Find all lines in the listing that include the word "επεξεργασίας", then copy them.

## START

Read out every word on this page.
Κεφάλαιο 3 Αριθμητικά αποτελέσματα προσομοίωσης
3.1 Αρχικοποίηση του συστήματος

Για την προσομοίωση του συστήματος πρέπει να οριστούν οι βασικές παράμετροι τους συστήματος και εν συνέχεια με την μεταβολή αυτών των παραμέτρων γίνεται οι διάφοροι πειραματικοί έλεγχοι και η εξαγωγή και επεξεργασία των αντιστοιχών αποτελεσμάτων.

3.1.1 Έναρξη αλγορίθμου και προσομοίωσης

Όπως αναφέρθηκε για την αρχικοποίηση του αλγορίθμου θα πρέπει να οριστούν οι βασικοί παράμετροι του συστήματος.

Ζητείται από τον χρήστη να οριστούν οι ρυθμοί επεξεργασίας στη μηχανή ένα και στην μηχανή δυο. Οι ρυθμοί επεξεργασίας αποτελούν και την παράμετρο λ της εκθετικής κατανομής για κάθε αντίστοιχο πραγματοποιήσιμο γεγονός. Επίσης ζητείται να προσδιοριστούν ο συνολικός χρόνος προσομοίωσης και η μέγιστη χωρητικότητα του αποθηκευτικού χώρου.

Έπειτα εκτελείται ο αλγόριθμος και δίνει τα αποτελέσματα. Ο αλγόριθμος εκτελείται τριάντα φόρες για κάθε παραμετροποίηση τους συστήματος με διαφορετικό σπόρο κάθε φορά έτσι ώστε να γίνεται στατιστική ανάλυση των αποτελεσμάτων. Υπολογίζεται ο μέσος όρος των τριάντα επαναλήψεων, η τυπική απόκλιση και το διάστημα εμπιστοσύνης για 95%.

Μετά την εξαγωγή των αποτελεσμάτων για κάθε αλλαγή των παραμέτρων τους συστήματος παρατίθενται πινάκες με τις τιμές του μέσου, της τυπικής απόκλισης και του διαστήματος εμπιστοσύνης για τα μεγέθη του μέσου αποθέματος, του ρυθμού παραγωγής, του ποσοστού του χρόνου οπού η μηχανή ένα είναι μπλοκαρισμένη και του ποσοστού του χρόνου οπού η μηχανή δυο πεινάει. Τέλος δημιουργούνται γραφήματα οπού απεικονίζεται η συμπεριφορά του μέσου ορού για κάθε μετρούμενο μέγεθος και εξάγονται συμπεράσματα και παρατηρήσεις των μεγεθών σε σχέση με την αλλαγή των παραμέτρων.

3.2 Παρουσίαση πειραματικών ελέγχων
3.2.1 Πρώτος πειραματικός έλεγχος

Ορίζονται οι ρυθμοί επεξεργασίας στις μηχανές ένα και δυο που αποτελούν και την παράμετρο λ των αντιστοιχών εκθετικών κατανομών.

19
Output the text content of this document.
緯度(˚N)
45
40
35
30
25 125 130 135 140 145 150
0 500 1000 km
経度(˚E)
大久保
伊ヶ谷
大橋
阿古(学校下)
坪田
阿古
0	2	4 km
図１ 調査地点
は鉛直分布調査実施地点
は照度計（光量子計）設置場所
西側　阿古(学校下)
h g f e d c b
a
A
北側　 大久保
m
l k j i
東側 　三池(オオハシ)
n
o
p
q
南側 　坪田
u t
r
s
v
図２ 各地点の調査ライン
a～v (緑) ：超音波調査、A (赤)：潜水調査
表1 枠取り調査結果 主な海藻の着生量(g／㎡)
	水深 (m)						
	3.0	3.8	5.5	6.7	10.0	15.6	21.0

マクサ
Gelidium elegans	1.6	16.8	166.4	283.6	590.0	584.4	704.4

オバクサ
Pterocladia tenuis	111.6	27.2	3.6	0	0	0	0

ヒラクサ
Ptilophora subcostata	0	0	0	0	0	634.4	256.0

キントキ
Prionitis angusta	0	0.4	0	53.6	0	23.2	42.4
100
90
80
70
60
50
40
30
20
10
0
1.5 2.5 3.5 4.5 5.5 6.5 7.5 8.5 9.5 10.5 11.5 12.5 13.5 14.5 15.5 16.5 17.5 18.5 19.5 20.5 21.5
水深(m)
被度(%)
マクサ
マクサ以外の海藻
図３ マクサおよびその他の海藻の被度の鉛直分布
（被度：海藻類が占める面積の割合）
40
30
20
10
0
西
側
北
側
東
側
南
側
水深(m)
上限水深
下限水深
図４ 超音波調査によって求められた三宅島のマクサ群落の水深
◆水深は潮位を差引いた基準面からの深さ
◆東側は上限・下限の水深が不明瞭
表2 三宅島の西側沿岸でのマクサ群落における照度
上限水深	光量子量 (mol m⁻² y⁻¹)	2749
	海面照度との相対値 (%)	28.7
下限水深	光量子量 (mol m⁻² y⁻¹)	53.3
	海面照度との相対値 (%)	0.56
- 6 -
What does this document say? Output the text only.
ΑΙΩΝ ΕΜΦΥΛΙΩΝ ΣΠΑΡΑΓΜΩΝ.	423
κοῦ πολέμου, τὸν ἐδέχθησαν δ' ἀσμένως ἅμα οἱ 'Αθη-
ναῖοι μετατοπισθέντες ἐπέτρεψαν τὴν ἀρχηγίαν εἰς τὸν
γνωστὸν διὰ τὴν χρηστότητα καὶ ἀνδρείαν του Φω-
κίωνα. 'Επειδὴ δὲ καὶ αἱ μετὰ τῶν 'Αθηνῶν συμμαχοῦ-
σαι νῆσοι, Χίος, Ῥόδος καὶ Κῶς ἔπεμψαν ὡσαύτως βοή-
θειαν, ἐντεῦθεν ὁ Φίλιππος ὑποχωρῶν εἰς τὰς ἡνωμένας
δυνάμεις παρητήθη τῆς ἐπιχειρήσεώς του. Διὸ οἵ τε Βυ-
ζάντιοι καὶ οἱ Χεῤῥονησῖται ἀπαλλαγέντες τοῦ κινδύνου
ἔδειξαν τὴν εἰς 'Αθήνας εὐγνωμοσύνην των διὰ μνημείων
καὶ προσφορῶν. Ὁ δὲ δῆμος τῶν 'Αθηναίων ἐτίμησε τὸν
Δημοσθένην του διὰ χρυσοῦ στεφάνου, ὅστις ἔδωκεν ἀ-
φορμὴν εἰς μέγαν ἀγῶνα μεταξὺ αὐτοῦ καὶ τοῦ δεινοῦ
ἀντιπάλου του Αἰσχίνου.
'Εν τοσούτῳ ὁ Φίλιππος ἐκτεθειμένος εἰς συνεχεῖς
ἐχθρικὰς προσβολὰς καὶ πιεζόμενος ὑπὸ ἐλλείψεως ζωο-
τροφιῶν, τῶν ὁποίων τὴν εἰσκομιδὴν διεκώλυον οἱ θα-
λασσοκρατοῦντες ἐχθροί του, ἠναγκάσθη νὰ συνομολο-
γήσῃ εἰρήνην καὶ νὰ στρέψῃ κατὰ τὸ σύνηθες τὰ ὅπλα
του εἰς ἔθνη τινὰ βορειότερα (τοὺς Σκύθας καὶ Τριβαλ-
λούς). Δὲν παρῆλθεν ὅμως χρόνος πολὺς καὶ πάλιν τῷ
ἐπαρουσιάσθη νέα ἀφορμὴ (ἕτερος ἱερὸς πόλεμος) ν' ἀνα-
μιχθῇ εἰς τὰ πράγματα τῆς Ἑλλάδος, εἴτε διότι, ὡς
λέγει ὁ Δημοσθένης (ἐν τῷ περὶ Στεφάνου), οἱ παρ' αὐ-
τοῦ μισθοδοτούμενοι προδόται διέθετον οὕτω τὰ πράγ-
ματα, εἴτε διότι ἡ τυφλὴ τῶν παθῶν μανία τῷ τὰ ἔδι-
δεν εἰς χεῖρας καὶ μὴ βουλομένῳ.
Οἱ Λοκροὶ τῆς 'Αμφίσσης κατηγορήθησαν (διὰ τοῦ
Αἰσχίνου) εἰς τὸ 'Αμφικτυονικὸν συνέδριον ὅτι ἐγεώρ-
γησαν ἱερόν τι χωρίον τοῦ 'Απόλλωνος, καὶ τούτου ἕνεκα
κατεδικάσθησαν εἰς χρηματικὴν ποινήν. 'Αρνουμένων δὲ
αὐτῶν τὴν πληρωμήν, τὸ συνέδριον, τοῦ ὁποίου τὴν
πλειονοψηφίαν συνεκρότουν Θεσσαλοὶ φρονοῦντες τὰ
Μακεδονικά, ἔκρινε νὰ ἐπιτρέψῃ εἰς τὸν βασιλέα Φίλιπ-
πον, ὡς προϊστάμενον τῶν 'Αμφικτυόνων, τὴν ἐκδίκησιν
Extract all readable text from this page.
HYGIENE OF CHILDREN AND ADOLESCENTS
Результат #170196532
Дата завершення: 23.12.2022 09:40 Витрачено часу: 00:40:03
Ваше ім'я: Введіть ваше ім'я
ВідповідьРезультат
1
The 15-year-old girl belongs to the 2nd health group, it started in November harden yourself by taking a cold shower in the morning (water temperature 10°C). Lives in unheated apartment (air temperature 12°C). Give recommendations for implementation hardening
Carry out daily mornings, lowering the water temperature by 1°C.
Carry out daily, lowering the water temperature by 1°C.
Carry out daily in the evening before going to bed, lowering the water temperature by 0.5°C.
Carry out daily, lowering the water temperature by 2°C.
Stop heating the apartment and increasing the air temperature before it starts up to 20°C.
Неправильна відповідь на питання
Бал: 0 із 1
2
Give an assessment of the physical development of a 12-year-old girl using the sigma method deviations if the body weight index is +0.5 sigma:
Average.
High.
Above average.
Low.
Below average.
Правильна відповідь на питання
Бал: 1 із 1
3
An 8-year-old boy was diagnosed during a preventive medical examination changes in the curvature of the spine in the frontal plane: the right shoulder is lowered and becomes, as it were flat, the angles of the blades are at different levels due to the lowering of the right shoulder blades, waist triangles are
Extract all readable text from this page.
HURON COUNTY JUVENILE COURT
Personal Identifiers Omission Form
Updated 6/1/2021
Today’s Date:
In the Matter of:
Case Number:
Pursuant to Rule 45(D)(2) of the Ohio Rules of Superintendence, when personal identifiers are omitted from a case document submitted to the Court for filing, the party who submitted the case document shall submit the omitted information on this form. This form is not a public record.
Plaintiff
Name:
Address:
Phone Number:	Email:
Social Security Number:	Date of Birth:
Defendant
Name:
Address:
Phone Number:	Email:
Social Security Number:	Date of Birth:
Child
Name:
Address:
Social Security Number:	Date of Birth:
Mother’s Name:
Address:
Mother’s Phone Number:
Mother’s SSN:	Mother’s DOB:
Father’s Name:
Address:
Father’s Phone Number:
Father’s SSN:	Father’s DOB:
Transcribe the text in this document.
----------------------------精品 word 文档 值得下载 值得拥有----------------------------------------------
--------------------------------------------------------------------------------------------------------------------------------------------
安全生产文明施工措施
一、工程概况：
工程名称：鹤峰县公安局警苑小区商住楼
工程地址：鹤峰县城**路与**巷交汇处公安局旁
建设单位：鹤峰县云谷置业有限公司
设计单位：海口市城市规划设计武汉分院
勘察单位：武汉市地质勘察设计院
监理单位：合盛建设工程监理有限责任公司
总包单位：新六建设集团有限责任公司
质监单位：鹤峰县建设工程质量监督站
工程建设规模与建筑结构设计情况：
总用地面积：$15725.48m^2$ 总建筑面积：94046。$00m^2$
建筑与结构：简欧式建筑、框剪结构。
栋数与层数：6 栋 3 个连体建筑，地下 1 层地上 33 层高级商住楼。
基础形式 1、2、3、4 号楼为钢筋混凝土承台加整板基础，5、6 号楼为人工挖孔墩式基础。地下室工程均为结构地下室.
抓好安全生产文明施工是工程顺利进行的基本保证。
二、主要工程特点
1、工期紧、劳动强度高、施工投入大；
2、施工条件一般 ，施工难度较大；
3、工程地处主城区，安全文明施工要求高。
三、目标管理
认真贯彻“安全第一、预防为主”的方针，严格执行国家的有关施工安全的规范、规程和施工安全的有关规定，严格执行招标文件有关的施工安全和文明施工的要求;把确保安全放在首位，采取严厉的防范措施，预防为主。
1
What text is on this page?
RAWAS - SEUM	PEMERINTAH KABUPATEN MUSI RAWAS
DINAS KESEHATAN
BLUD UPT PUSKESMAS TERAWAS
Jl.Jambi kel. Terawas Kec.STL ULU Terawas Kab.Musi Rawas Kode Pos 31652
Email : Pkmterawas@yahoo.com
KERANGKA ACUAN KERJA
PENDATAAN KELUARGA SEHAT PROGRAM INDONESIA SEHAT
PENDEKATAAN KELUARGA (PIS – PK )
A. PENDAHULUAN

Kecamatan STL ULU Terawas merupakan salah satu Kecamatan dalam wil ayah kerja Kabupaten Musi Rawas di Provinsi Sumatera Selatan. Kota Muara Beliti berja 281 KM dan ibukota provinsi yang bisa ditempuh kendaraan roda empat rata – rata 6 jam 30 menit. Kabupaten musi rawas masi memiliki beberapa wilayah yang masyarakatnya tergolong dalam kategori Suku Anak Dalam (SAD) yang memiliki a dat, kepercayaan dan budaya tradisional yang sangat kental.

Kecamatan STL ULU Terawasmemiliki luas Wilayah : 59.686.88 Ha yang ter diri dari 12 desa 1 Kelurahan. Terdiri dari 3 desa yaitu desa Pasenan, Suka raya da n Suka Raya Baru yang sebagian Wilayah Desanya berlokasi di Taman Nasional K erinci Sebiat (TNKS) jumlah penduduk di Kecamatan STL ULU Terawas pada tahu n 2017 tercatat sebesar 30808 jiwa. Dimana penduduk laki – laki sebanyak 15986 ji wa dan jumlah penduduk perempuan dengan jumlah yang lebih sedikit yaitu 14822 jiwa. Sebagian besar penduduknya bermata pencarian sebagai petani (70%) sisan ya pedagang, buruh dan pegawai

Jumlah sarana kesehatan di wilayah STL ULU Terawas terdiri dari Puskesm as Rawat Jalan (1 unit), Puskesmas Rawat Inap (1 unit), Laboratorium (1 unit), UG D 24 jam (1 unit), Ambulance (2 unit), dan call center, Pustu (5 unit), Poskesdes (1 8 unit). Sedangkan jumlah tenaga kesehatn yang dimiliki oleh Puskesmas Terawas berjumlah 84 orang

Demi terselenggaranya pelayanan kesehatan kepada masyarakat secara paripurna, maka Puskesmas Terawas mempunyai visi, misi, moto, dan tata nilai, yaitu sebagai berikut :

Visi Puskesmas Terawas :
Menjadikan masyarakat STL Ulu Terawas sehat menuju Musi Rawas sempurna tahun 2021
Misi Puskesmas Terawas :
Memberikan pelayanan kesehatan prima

## END

Result of this task
Ζητείται από τον χρήστη να οριστούν οι ρυθμοί επεξεργασίας στη μηχανή ένα και στην μηχανή δυο. Οι ρυθμοί επεξεργασίας αποτελούν και την παράμετρο λ της εκθετικής κατανομής για κάθε αντίστοιχο πραγματοποιήσιμο γεγονός. Επίσης ζητείται να προσδιοριστούν ο συνολικός χρόνος προσομοίωσης και η μέγιστη χωρητικότητα του αποθηκευτικού χώρου.
Ορίζονται οι ρυθμοί επεξεργασίας στις μηχανές ένα και δυο που αποτελούν και την παράμετρο λ των αντιστοιχών εκθετικών κατανομών.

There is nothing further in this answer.